*Provided records*
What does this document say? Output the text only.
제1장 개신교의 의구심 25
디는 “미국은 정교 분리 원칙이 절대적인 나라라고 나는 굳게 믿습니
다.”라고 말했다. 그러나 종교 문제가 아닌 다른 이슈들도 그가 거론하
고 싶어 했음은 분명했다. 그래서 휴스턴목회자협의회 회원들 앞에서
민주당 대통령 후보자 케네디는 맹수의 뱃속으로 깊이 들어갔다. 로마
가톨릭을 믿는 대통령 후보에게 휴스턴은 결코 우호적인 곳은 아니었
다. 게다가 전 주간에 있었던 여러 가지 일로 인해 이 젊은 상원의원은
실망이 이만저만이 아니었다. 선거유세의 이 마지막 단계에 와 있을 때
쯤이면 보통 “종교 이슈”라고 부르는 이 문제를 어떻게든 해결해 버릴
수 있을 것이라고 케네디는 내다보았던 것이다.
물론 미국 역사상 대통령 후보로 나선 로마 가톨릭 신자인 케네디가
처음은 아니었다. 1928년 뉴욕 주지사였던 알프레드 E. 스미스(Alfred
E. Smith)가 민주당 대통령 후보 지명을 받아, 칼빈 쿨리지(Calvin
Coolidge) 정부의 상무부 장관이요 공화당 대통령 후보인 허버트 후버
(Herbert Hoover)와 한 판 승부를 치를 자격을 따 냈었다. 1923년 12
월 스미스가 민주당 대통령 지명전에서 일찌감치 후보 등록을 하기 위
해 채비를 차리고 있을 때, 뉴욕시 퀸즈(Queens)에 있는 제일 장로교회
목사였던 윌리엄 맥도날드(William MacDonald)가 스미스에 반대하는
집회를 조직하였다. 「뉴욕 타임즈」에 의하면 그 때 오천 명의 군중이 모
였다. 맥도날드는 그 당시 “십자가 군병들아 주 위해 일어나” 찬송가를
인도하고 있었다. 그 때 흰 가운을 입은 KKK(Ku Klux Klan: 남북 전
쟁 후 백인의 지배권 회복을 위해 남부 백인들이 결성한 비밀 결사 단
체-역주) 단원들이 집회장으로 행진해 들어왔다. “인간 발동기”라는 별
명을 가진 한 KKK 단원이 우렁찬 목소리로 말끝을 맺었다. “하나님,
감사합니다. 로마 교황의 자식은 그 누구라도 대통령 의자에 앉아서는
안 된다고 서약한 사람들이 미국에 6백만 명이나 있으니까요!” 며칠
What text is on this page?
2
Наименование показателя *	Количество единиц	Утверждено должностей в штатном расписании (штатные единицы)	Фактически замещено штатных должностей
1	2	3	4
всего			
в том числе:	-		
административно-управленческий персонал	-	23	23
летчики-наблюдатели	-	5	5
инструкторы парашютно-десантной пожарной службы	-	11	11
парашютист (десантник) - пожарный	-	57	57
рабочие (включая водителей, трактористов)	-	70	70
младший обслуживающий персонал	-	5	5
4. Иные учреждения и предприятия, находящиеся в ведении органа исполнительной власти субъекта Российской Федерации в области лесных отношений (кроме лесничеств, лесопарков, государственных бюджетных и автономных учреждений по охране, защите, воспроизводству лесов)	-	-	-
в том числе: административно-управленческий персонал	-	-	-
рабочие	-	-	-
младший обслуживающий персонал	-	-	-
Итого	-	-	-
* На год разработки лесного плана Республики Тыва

*Given problem*
Copy out each line of the entries that holds "text".

*Result of this exercise*
What does this document say? Output the text only.
What text is on this page?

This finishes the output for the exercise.